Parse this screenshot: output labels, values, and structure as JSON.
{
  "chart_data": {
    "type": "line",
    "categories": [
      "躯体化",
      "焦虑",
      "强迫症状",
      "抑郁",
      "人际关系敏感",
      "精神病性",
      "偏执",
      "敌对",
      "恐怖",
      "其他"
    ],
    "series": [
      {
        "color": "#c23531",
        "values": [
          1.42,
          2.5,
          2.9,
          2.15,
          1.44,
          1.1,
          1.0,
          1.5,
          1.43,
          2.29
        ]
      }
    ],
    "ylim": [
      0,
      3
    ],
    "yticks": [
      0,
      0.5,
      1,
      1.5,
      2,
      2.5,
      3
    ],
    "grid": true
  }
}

━━━━━━━━━━━━━━━━━━━━━━━━━━━━━━

- [Task]
Search the material above for "values". Pull out each line where it shows up.

- [Exercise answer]
Parse this screenshot: output labels, values, and structure as JSON.
        "values": [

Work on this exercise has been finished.